(Excerpt from a dataset)
(begin)

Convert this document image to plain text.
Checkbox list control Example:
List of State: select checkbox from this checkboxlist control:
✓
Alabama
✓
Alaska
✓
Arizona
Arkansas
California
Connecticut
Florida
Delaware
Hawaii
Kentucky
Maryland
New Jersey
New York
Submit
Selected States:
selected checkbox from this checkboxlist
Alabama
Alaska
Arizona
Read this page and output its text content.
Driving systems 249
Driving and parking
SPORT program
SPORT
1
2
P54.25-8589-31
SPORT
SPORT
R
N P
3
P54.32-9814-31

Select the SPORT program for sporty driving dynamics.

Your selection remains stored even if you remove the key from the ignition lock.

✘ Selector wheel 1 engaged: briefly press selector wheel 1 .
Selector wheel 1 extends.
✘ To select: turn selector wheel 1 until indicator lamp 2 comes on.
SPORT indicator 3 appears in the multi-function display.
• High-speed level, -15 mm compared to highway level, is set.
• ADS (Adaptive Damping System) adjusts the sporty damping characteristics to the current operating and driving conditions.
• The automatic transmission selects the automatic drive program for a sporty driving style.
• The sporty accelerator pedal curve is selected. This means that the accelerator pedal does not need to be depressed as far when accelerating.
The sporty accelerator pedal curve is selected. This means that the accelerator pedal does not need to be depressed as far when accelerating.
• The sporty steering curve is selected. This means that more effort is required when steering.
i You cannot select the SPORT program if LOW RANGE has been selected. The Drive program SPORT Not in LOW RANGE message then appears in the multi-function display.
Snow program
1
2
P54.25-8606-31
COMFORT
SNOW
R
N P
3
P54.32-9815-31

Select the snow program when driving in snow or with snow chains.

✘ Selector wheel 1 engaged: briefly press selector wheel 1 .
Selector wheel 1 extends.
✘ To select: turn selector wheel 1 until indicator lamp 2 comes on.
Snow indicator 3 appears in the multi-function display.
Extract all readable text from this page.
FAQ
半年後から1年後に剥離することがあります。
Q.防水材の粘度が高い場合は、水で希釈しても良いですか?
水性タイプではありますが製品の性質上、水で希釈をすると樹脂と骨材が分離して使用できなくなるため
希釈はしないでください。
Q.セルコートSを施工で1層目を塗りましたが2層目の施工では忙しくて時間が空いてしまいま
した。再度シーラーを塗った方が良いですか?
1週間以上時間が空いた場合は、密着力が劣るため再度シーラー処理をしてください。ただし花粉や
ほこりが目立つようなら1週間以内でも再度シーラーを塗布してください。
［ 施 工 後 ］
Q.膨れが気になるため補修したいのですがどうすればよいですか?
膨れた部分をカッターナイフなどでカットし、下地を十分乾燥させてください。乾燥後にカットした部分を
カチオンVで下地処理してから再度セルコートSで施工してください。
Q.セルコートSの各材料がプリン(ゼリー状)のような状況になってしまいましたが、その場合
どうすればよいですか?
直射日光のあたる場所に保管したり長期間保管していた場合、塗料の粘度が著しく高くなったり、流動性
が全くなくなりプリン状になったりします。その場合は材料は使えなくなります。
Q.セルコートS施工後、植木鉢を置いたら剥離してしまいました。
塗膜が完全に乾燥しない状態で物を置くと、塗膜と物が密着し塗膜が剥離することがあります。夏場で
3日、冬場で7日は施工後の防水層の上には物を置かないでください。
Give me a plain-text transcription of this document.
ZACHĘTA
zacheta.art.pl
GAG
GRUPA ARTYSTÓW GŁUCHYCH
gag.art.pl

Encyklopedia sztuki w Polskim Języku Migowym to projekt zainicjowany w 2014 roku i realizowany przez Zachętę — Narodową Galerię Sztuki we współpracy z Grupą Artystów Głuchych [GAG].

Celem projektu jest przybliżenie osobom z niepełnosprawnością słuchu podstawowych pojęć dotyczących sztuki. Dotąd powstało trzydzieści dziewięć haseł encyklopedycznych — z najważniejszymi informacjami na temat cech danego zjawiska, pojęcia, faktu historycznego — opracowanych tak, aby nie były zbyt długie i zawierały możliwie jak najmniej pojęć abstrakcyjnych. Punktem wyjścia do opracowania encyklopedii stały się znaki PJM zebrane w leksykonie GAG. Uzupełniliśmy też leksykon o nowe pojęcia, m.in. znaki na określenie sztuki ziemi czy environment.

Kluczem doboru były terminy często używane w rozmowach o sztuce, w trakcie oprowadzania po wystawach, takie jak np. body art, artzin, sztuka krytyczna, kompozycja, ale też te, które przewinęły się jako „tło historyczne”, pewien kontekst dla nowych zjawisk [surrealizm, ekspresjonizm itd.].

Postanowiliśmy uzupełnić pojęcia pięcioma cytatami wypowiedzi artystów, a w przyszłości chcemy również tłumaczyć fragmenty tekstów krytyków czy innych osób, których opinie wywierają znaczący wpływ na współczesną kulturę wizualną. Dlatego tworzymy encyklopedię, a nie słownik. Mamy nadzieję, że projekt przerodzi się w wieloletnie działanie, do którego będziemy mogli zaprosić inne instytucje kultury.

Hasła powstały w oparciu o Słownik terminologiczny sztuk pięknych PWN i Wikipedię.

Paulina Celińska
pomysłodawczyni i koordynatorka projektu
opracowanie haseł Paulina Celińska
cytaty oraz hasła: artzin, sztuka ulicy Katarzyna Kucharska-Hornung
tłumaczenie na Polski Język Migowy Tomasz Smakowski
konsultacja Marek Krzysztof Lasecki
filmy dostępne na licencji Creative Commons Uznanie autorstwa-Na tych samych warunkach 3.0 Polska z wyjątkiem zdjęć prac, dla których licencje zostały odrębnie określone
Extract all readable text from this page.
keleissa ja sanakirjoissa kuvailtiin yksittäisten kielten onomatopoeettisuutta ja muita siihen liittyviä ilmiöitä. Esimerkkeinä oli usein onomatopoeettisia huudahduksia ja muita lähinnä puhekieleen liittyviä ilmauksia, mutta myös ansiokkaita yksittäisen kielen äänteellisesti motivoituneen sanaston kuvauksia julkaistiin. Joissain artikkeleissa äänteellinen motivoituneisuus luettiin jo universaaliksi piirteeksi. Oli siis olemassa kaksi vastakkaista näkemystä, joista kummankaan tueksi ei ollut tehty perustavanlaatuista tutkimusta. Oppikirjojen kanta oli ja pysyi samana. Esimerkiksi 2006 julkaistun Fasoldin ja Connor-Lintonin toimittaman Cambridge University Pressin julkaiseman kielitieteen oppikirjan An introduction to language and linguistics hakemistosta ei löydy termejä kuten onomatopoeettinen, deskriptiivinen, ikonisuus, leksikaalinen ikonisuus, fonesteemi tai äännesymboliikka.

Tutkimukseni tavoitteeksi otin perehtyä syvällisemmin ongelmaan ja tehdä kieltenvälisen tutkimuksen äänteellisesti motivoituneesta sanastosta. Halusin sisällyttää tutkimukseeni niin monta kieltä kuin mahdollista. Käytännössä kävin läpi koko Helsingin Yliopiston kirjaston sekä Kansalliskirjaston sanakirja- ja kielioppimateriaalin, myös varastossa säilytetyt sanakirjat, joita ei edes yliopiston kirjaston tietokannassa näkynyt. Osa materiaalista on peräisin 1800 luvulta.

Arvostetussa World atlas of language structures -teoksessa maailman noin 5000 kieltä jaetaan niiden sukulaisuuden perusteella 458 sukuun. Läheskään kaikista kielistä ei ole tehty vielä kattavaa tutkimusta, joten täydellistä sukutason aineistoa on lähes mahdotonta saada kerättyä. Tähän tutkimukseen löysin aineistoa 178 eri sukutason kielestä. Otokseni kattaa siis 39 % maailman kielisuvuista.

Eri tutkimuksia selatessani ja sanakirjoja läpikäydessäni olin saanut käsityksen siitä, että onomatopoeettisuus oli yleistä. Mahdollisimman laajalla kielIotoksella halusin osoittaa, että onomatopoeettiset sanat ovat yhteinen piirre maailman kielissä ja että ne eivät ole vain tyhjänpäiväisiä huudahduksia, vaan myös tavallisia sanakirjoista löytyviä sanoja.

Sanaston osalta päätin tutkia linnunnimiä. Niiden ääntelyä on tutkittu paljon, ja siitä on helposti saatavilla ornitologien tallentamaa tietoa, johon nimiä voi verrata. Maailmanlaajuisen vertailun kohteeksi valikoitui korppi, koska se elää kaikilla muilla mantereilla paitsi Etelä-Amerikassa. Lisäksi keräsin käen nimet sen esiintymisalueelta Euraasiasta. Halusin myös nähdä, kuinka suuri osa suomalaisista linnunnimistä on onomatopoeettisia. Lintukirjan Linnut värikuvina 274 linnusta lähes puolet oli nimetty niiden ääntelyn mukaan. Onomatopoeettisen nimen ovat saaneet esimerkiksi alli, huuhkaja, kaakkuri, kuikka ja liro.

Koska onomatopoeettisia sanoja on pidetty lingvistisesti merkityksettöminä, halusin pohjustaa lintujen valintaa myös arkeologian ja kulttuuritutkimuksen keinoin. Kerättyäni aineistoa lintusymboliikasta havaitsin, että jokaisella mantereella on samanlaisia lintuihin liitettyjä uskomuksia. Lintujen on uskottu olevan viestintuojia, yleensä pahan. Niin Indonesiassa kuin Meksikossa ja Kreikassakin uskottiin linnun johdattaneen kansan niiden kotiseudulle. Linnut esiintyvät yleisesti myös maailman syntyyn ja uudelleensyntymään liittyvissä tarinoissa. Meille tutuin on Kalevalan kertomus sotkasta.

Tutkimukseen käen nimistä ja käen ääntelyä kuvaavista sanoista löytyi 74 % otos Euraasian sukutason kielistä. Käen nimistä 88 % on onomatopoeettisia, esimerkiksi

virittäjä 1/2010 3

(end)

Copy out each line of the records that holds the string "indicator".

✘ To select: turn selector wheel 1 until indicator lamp 2 comes on.
SPORT indicator 3 appears in the multi-function display.
✘ To select: turn selector wheel 1 until indicator lamp 2 comes on.
Snow indicator 3 appears in the multi-function display.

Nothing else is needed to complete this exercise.